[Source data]
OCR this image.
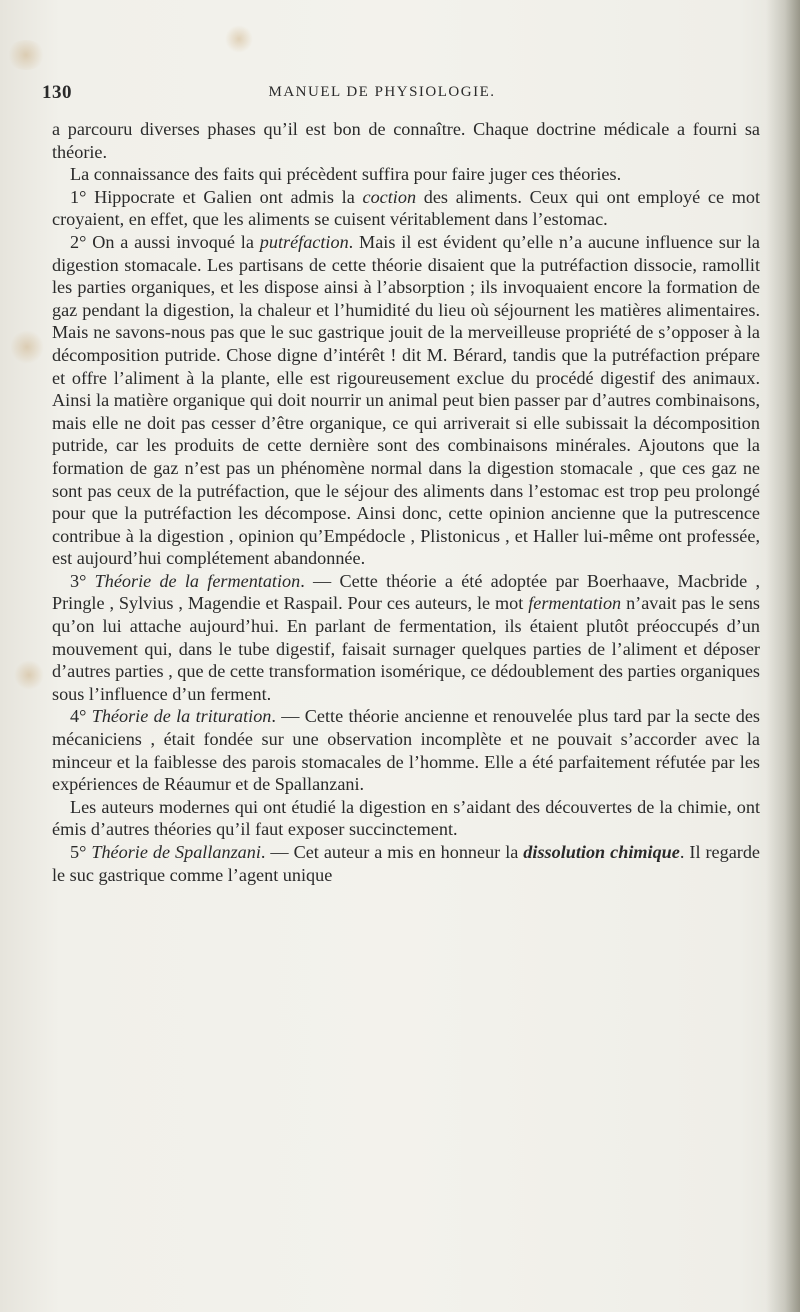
130	MANUEL DE PHYSIOLOGIE.

a parcouru diverses phases qu’il est bon de connaître. Chaque doctrine médicale a fourni sa théorie.

La connaissance des faits qui précèdent suffira pour faire juger ces théories.

1° Hippocrate et Galien ont admis la coction des aliments. Ceux qui ont employé ce mot croyaient, en effet, que les aliments se cuisent véritablement dans l’estomac.

2° On a aussi invoqué la putréfaction. Mais il est évident qu’elle n’a aucune influence sur la digestion stomacale. Les partisans de cette théorie disaient que la putréfaction dissocie, ramollit les parties organiques, et les dispose ainsi à l’absorption ; ils invoquaient encore la formation de gaz pendant la digestion, la chaleur et l’humidité du lieu où séjournent les matières alimentaires. Mais ne savons-nous pas que le suc gastrique jouit de la merveilleuse propriété de s’opposer à la décomposition putride. Chose digne d’intérêt ! dit M. Bérard, tandis que la putréfaction prépare et offre l’aliment à la plante, elle est rigoureusement exclue du procédé digestif des animaux. Ainsi la matière organique qui doit nourrir un animal peut bien passer par d’autres combinaisons, mais elle ne doit pas cesser d’être organique, ce qui arriverait si elle subissait la décomposition putride, car les produits de cette dernière sont des combinaisons minérales. Ajoutons que la formation de gaz n’est pas un phénomène normal dans la digestion stomacale , que ces gaz ne sont pas ceux de la putréfaction, que le séjour des aliments dans l’estomac est trop peu prolongé pour que la putréfaction les décompose. Ainsi donc, cette opinion ancienne que la putrescence contribue à la digestion , opinion qu’Empédocle , Plistonicus , et Haller lui-même ont professée, est aujourd’hui complétement abandonnée.

3° Théorie de la fermentation. — Cette théorie a été adoptée par Boerhaave, Macbride , Pringle , Sylvius , Magendie et Raspail. Pour ces auteurs, le mot fermentation n’avait pas le sens qu’on lui attache aujourd’hui. En parlant de fermentation, ils étaient plutôt préoccupés d’un mouvement qui, dans le tube digestif, faisait surnager quelques parties de l’aliment et déposer d’autres parties , que de cette transformation isomérique, ce dédoublement des parties organiques sous l’influence d’un ferment.

4° Théorie de la trituration. — Cette théorie ancienne et renouvelée plus tard par la secte des mécaniciens , était fondée sur une observation incomplète et ne pouvait s’accorder avec la minceur et la faiblesse des parois stomacales de l’homme. Elle a été parfaitement réfutée par les expériences de Réaumur et de Spallanzani.

Les auteurs modernes qui ont étudié la digestion en s’aidant des découvertes de la chimie, ont émis d’autres théories qu’il faut exposer succinctement.

5° Théorie de Spallanzani. — Cet auteur a mis en honneur la dissolution chimique. Il regarde le suc gastrique comme l’agent unique
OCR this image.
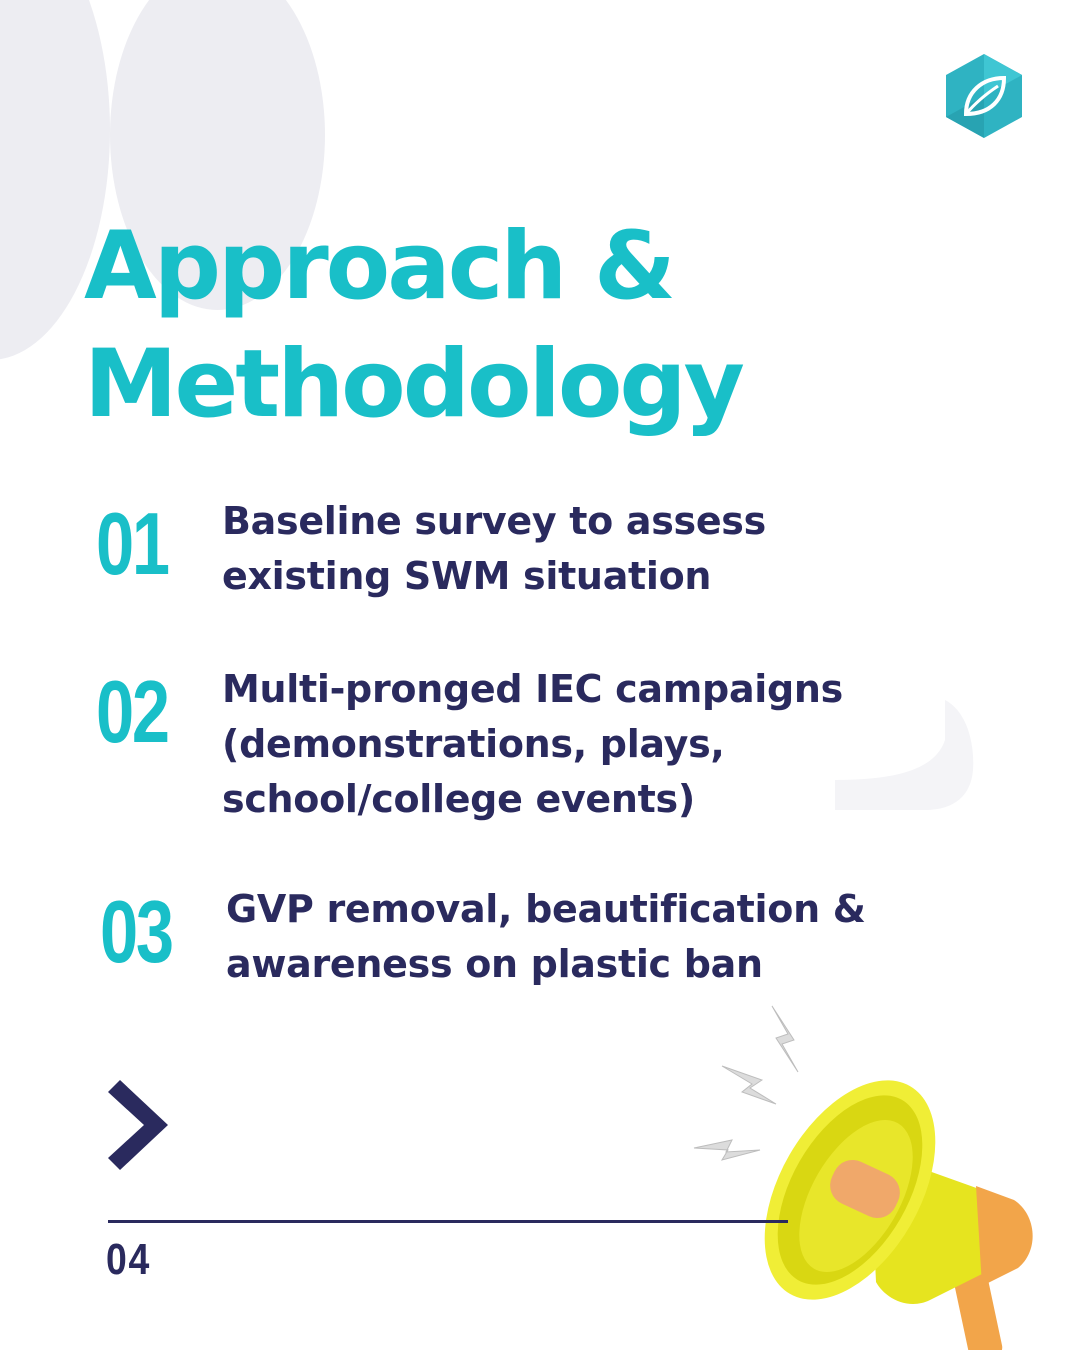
Approach &
Methodology
01 Baseline survey to assess
existing SWM situation
02 Multi-pronged IEC campaigns
(demonstrations, plays,
school/college events)
03 GVP removal, beautification &
awareness on plastic ban
04
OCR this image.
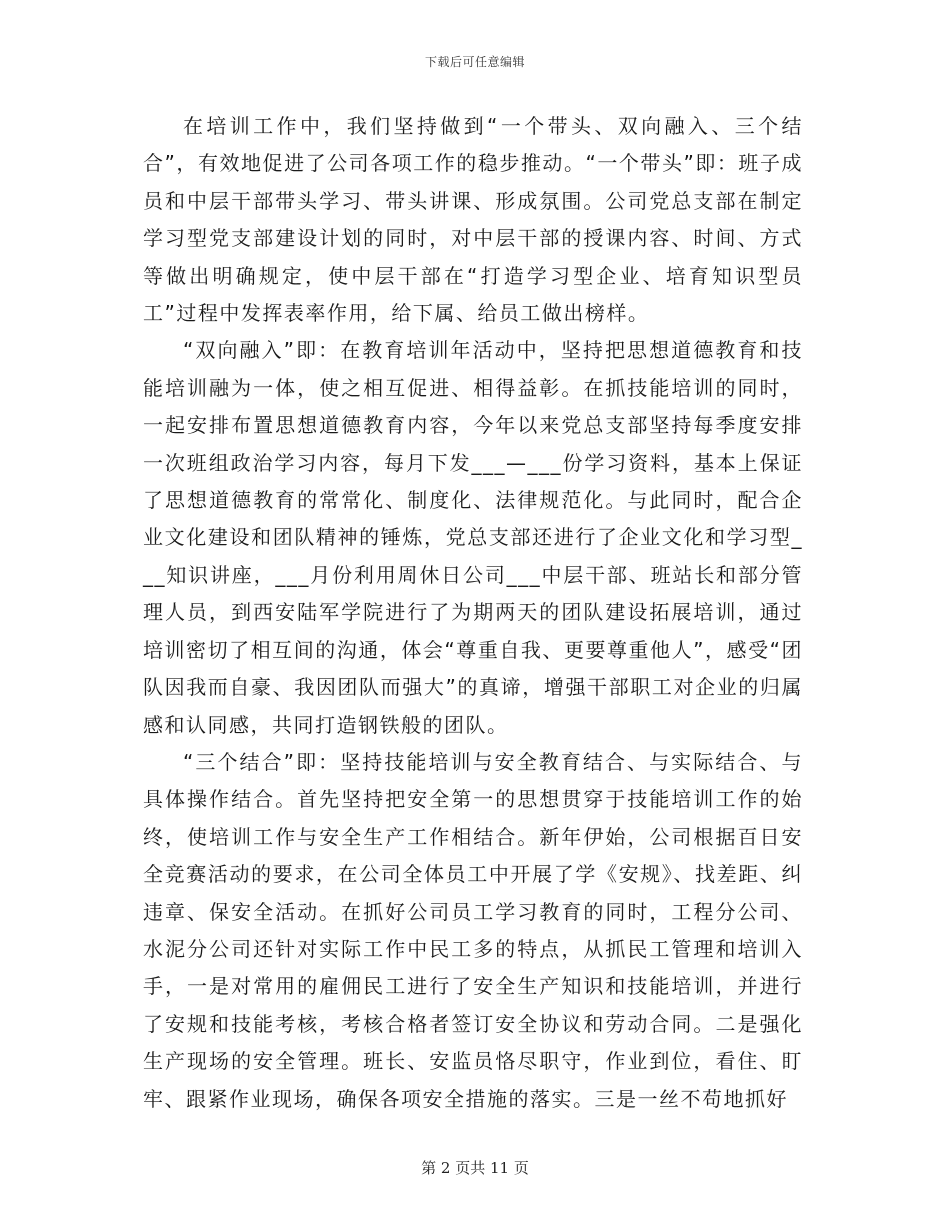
下载后可任意编辑

在培训工作中，我们坚持做到“一个带头、双向融入、三个结合”，有效地促进了公司各项工作的稳步推动。“一个带头”即：班子成员和中层干部带头学习、带头讲课、形成氛围。公司党总支部在制定学习型党支部建设计划的同时，对中层干部的授课内容、时间、方式等做出明确规定，使中层干部在“打造学习型企业、培育知识型员工”过程中发挥表率作用，给下属、给员工做出榜样。

“双向融入”即：在教育培训年活动中，坚持把思想道德教育和技能培训融为一体，使之相互促进、相得益彰。在抓技能培训的同时，一起安排布置思想道德教育内容，今年以来党总支部坚持每季度安排一次班组政治学习内容，每月下发___—___份学习资料，基本上保证了思想道德教育的常常化、制度化、法律规范化。与此同时，配合企业文化建设和团队精神的锤炼，党总支部还进行了企业文化和学习型___知识讲座，___月份利用周休日公司___中层干部、班站长和部分管理人员，到西安陆军学院进行了为期两天的团队建设拓展培训，通过培训密切了相互间的沟通，体会“尊重自我、更要尊重他人”，感受“团队因我而自豪、我因团队而强大”的真谛，增强干部职工对企业的归属感和认同感，共同打造钢铁般的团队。

“三个结合”即：坚持技能培训与安全教育结合、与实际结合、与具体操作结合。首先坚持把安全第一的思想贯穿于技能培训工作的始终，使培训工作与安全生产工作相结合。新年伊始，公司根据百日安全竞赛活动的要求，在公司全体员工中开展了学《安规》、找差距、纠违章、保安全活动。在抓好公司员工学习教育的同时，工程分公司、水泥分公司还针对实际工作中民工多的特点，从抓民工管理和培训入手，一是对常用的雇佣民工进行了安全生产知识和技能培训，并进行了安规和技能考核，考核合格者签订安全协议和劳动合同。二是强化生产现场的安全管理。班长、安监员恪尽职守，作业到位，看住、盯牢、跟紧作业现场，确保各项安全措施的落实。三是一丝不苟地抓好

第 2 页共 11 页
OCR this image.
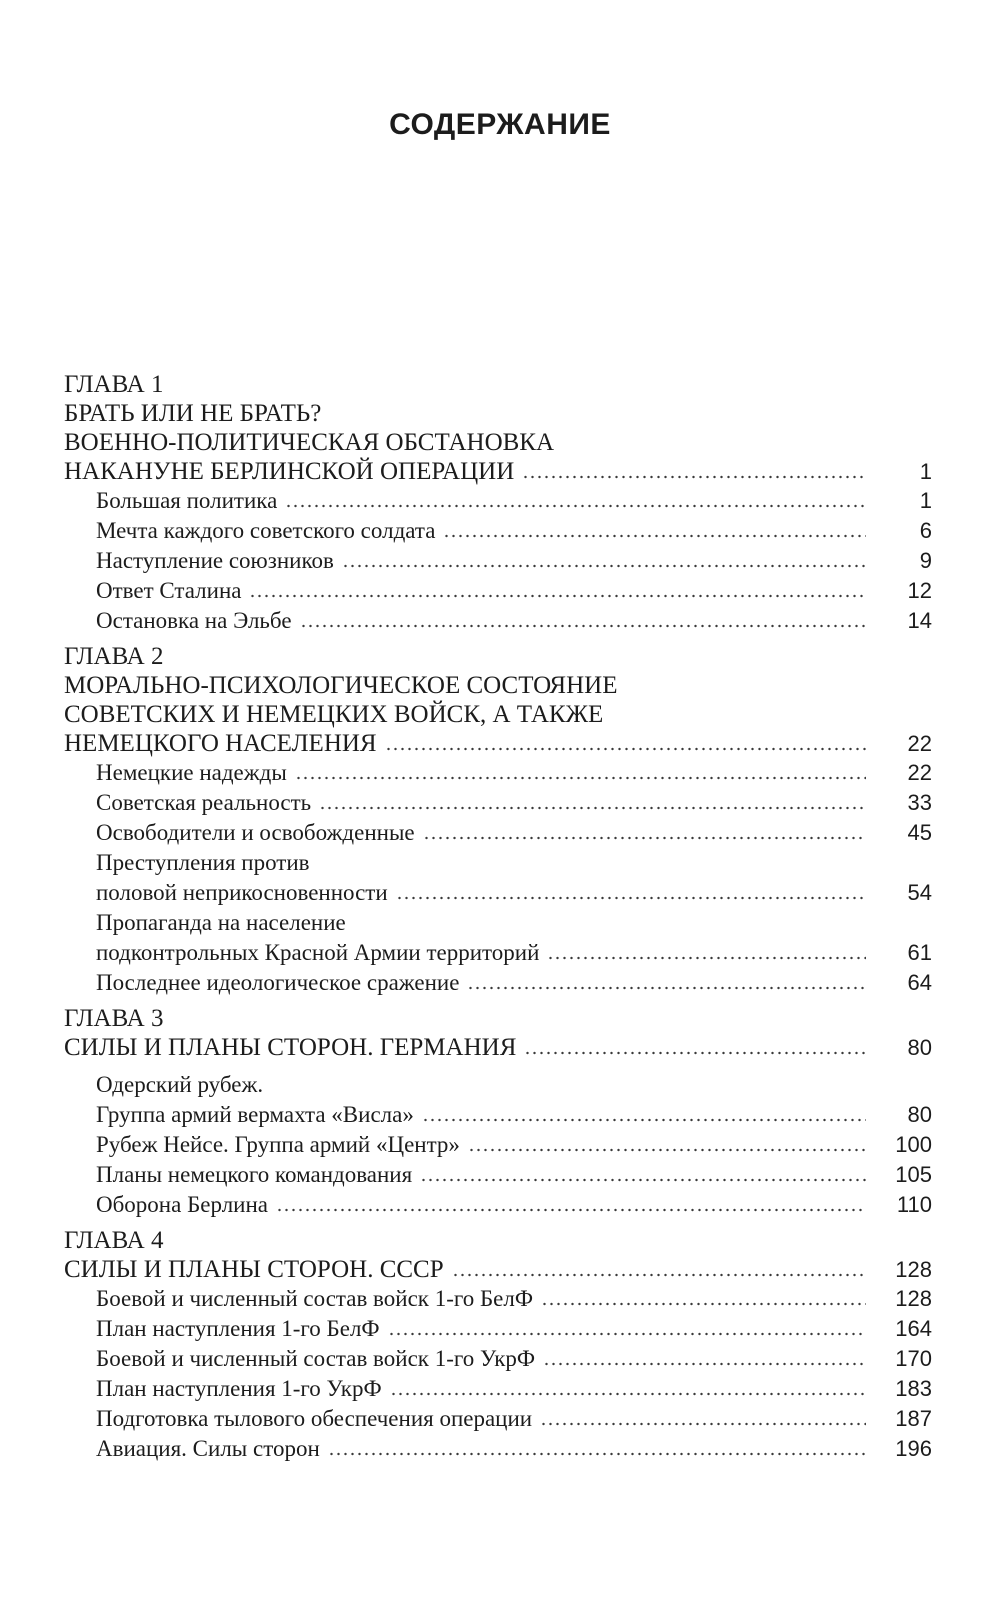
СОДЕРЖАНИЕ
ГЛАВА 1
БРАТЬ ИЛИ НЕ БРАТЬ?
ВОЕННО-ПОЛИТИЧЕСКАЯ ОБСТАНОВКА
НАКАНУНЕ БЕРЛИНСКОЙ ОПЕРАЦИИ	1
Большая политика	1
Мечта каждого советского солдата	6
Наступление союзников	9
Ответ Сталина	12
Остановка на Эльбе	14
ГЛАВА 2
МОРАЛЬНО-ПСИХОЛОГИЧЕСКОЕ СОСТОЯНИЕ
СОВЕТСКИХ И НЕМЕЦКИХ ВОЙСК, А ТАКЖЕ
НЕМЕЦКОГО НАСЕЛЕНИЯ	22
Немецкие надежды	22
Советская реальность	33
Освободители и освобожденные	45
Преступления против
половой неприкосновенности	54
Пропаганда на население
подконтрольных Красной Армии территорий	61
Последнее идеологическое сражение	64
ГЛАВА 3
СИЛЫ И ПЛАНЫ СТОРОН. ГЕРМАНИЯ	80
Одерский рубеж.
Группа армий вермахта «Висла»	80
Рубеж Нейсе. Группа армий «Центр»	100
Планы немецкого командования	105
Оборона Берлина	110
ГЛАВА 4
СИЛЫ И ПЛАНЫ СТОРОН. СССР	128
Боевой и численный состав войск 1-го БелФ	128
План наступления 1-го БелФ	164
Боевой и численный состав войск 1-го УкрФ	170
План наступления 1-го УкрФ	183
Подготовка тылового обеспечения операции	187
Авиация. Силы сторон	196
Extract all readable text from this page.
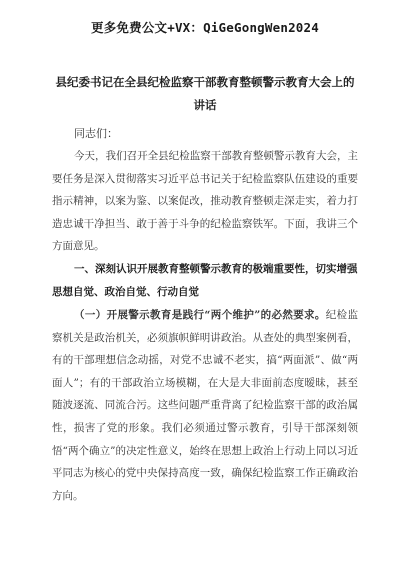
更多免费公文+VX：QiGeGongWen2024
县纪委书记在全县纪检监察干部教育整顿警示教育大会上的讲话

同志们：

今天，我们召开全县纪检监察干部教育整顿警示教育大会，主要任务是深入贯彻落实习近平总书记关于纪检监察队伍建设的重要指示精神，以案为鉴、以案促改，推动教育整顿走深走实，着力打造忠诚干净担当、敢于善于斗争的纪检监察铁军。下面，我讲三个方面意见。

一、深刻认识开展教育整顿警示教育的极端重要性，切实增强思想自觉、政治自觉、行动自觉

（一）开展警示教育是践行“两个维护”的必然要求。纪检监察机关是政治机关，必须旗帜鲜明讲政治。从查处的典型案例看，有的干部理想信念动摇，对党不忠诚不老实，搞“两面派”、做“两面人”；有的干部政治立场模糊，在大是大非面前态度暧昧，甚至随波逐流、同流合污。这些问题严重背离了纪检监察干部的政治属性，损害了党的形象。我们必须通过警示教育，引导干部深刻领悟“两个确立”的决定性意义，始终在思想上政治上行动上同以习近平同志为核心的党中央保持高度一致，确保纪检监察工作正确政治方向。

(Exercise task): Locate all lines in the listing above with the word "gastrique" and copy them.

(Correct result):
2° On a aussi invoqué la putréfaction. Mais il est évident qu’elle n’a aucune influence sur la digestion stomacale. Les partisans de cette théorie disaient que la putréfaction dissocie, ramollit les parties organiques, et les dispose ainsi à l’absorption ; ils invoquaient encore la formation de gaz pendant la digestion, la chaleur et l’humidité du lieu où séjournent les matières alimentaires. Mais ne savons-nous pas que le suc gastrique jouit de la merveilleuse propriété de s’opposer à la décomposition putride. Chose digne d’intérêt ! dit M. Bérard, tandis que la putréfaction prépare et offre l’aliment à la plante, elle est rigoureusement exclue du procédé digestif des animaux. Ainsi la matière organique qui doit nourrir un animal peut bien passer par d’autres combinaisons, mais elle ne doit pas cesser d’être organique, ce qui arriverait si elle subissait la décomposition putride, car les produits de cette dernière sont des combinaisons minérales. Ajoutons que la formation de gaz n’est pas un phénomène normal dans la digestion stomacale , que ces gaz ne sont pas ceux de la putréfaction, que le séjour des aliments dans l’estomac est trop peu prolongé pour que la putréfaction les décompose. Ainsi donc, cette opinion ancienne que la putrescence contribue à la digestion , opinion qu’Empédocle , Plistonicus , et Haller lui-même ont professée, est aujourd’hui complétement abandonnée.
5° Théorie de Spallanzani. — Cet auteur a mis en honneur la dissolution chimique. Il regarde le suc gastrique comme l’agent unique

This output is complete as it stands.